WHAT TO PRODUCE - Quote all of the data that follows exactly as written, skipping the images.

DATA SHOWN -
=======

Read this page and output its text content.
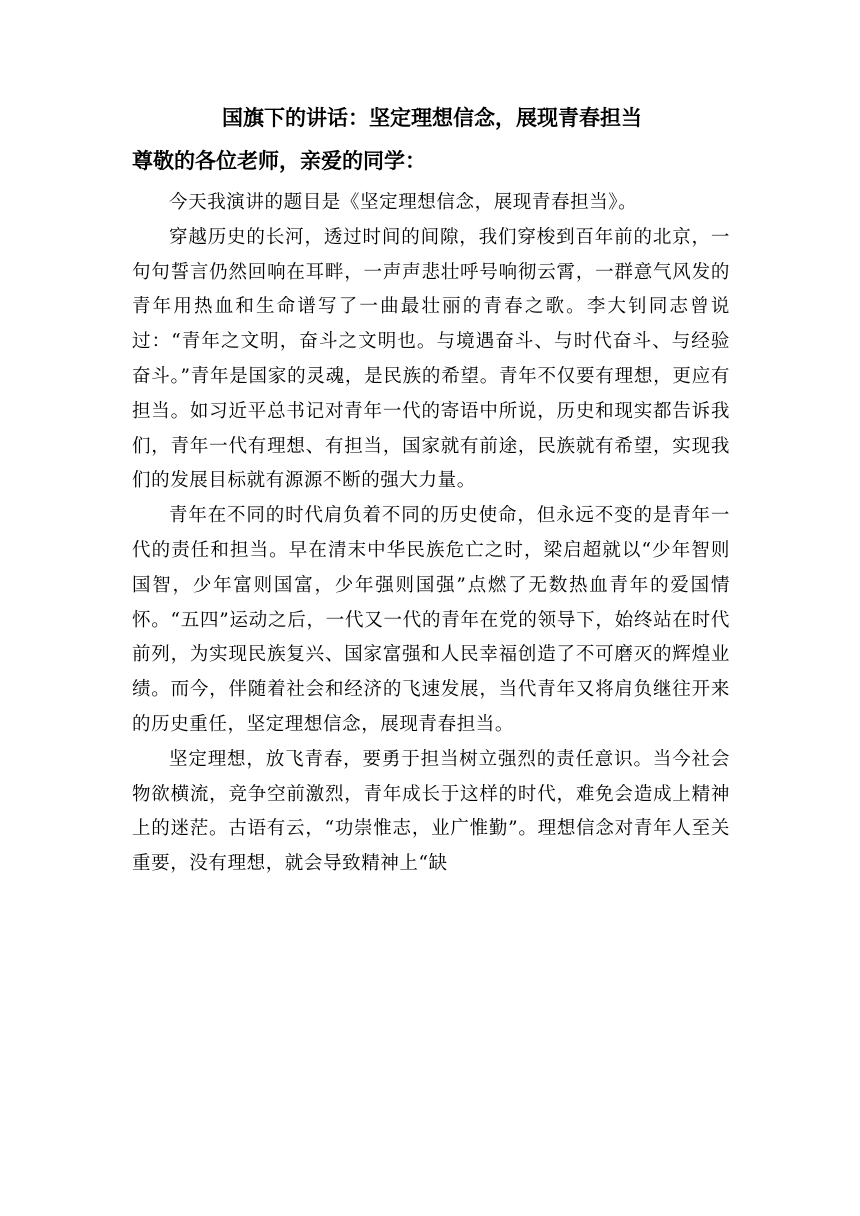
国旗下的讲话：坚定理想信念，展现青春担当
尊敬的各位老师，亲爱的同学：

今天我演讲的题目是《坚定理想信念，展现青春担当》。

穿越历史的长河，透过时间的间隙，我们穿梭到百年前的北京，一句句誓言仍然回响在耳畔，一声声悲壮呼号响彻云霄，一群意气风发的青年用热血和生命谱写了一曲最壮丽的青春之歌。李大钊同志曾说过：“青年之文明，奋斗之文明也。与境遇奋斗、与时代奋斗、与经验奋斗。”青年是国家的灵魂，是民族的希望。青年不仅要有理想，更应有担当。如习近平总书记对青年一代的寄语中所说，历史和现实都告诉我们，青年一代有理想、有担当，国家就有前途，民族就有希望，实现我们的发展目标就有源源不断的强大力量。

青年在不同的时代肩负着不同的历史使命，但永远不变的是青年一代的责任和担当。早在清末中华民族危亡之时，梁启超就以“少年智则国智，少年富则国富，少年强则国强”点燃了无数热血青年的爱国情怀。“五四”运动之后，一代又一代的青年在党的领导下，始终站在时代前列，为实现民族复兴、国家富强和人民幸福创造了不可磨灭的辉煌业绩。而今，伴随着社会和经济的飞速发展，当代青年又将肩负继往开来的历史重任，坚定理想信念，展现青春担当。

坚定理想，放飞青春，要勇于担当树立强烈的责任意识。当今社会物欲横流，竞争空前激烈，青年成长于这样的时代，难免会造成上精神上的迷茫。古语有云，“功崇惟志，业广惟勤”。理想信念对青年人至关重要，没有理想，就会导致精神上“缺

=======

ANSWER TO THIS TASK -
Read this page and output its text content.
国旗下的讲话：坚定理想信念，展现青春担当
尊敬的各位老师，亲爱的同学：

今天我演讲的题目是《坚定理想信念，展现青春担当》。

穿越历史的长河，透过时间的间隙，我们穿梭到百年前的北京，一句句誓言仍然回响在耳畔，一声声悲壮呼号响彻云霄，一群意气风发的青年用热血和生命谱写了一曲最壮丽的青春之歌。李大钊同志曾说过：“青年之文明，奋斗之文明也。与境遇奋斗、与时代奋斗、与经验奋斗。”青年是国家的灵魂，是民族的希望。青年不仅要有理想，更应有担当。如习近平总书记对青年一代的寄语中所说，历史和现实都告诉我们，青年一代有理想、有担当，国家就有前途，民族就有希望，实现我们的发展目标就有源源不断的强大力量。

青年在不同的时代肩负着不同的历史使命，但永远不变的是青年一代的责任和担当。早在清末中华民族危亡之时，梁启超就以“少年智则国智，少年富则国富，少年强则国强”点燃了无数热血青年的爱国情怀。“五四”运动之后，一代又一代的青年在党的领导下，始终站在时代前列，为实现民族复兴、国家富强和人民幸福创造了不可磨灭的辉煌业绩。而今，伴随着社会和经济的飞速发展，当代青年又将肩负继往开来的历史重任，坚定理想信念，展现青春担当。

坚定理想，放飞青春，要勇于担当树立强烈的责任意识。当今社会物欲横流，竞争空前激烈，青年成长于这样的时代，难免会造成上精神上的迷茫。古语有云，“功崇惟志，业广惟勤”。理想信念对青年人至关重要，没有理想，就会导致精神上“缺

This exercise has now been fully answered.